▶ Dataset items
********

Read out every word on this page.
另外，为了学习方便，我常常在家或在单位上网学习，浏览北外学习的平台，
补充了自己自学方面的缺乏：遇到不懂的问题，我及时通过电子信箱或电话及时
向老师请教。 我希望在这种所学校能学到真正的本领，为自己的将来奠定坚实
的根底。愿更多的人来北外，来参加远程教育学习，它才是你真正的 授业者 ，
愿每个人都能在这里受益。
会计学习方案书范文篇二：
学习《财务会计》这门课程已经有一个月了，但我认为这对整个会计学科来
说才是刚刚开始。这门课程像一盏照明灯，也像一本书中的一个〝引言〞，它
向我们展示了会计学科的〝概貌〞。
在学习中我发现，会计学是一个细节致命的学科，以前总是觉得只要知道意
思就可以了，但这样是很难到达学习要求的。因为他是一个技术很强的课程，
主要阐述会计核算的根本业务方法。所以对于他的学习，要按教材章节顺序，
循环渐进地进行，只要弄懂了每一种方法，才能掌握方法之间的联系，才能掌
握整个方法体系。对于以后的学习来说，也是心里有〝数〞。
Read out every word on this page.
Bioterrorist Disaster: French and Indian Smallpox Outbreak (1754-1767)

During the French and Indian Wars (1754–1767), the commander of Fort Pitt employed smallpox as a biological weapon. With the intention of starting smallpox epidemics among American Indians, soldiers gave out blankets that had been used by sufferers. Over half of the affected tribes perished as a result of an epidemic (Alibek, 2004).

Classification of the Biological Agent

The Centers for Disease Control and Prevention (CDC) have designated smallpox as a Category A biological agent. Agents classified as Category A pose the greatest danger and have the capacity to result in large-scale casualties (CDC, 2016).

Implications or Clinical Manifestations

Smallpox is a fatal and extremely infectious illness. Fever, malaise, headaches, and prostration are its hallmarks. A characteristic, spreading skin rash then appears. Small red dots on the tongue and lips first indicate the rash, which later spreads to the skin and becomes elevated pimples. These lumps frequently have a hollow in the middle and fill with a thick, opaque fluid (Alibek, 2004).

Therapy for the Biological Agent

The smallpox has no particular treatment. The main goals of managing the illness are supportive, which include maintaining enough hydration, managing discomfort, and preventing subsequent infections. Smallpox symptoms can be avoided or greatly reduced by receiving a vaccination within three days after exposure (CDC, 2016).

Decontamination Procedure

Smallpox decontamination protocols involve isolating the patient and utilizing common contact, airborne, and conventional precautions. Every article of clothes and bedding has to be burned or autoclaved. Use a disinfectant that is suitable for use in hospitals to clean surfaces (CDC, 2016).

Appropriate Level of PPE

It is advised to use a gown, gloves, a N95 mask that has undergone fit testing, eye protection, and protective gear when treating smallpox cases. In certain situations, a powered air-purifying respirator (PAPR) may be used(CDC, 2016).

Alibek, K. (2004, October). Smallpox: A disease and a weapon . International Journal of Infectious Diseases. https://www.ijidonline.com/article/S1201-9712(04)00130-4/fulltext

********

▶ Challenge
Your task is to repeat each line of the material exactly.

▶ Task solution
Read out every word on this page.
另外，为了学习方便，我常常在家或在单位上网学习，浏览北外学习的平台，
补充了自己自学方面的缺乏：遇到不懂的问题，我及时通过电子信箱或电话及时
向老师请教。 我希望在这种所学校能学到真正的本领，为自己的将来奠定坚实
的根底。愿更多的人来北外，来参加远程教育学习，它才是你真正的 授业者 ，
愿每个人都能在这里受益。
会计学习方案书范文篇二：
学习《财务会计》这门课程已经有一个月了，但我认为这对整个会计学科来
说才是刚刚开始。这门课程像一盏照明灯，也像一本书中的一个〝引言〞，它
向我们展示了会计学科的〝概貌〞。
在学习中我发现，会计学是一个细节致命的学科，以前总是觉得只要知道意
思就可以了，但这样是很难到达学习要求的。因为他是一个技术很强的课程，
主要阐述会计核算的根本业务方法。所以对于他的学习，要按教材章节顺序，
循环渐进地进行，只要弄懂了每一种方法，才能掌握方法之间的联系，才能掌
握整个方法体系。对于以后的学习来说，也是心里有〝数〞。
Read out every word on this page.
Bioterrorist Disaster: French and Indian Smallpox Outbreak (1754-1767)

During the French and Indian Wars (1754–1767), the commander of Fort Pitt employed smallpox as a biological weapon. With the intention of starting smallpox epidemics among American Indians, soldiers gave out blankets that had been used by sufferers. Over half of the affected tribes perished as a result of an epidemic (Alibek, 2004).

Classification of the Biological Agent

The Centers for Disease Control and Prevention (CDC) have designated smallpox as a Category A biological agent. Agents classified as Category A pose the greatest danger and have the capacity to result in large-scale casualties (CDC, 2016).

Implications or Clinical Manifestations

Smallpox is a fatal and extremely infectious illness. Fever, malaise, headaches, and prostration are its hallmarks. A characteristic, spreading skin rash then appears. Small red dots on the tongue and lips first indicate the rash, which later spreads to the skin and becomes elevated pimples. These lumps frequently have a hollow in the middle and fill with a thick, opaque fluid (Alibek, 2004).

Therapy for the Biological Agent

The smallpox has no particular treatment. The main goals of managing the illness are supportive, which include maintaining enough hydration, managing discomfort, and preventing subsequent infections. Smallpox symptoms can be avoided or greatly reduced by receiving a vaccination within three days after exposure (CDC, 2016).

Decontamination Procedure

Smallpox decontamination protocols involve isolating the patient and utilizing common contact, airborne, and conventional precautions. Every article of clothes and bedding has to be burned or autoclaved. Use a disinfectant that is suitable for use in hospitals to clean surfaces (CDC, 2016).

Appropriate Level of PPE

It is advised to use a gown, gloves, a N95 mask that has undergone fit testing, eye protection, and protective gear when treating smallpox cases. In certain situations, a powered air-purifying respirator (PAPR) may be used(CDC, 2016).

Alibek, K. (2004, October). Smallpox: A disease and a weapon . International Journal of Infectious Diseases. https://www.ijidonline.com/article/S1201-9712(04)00130-4/fulltext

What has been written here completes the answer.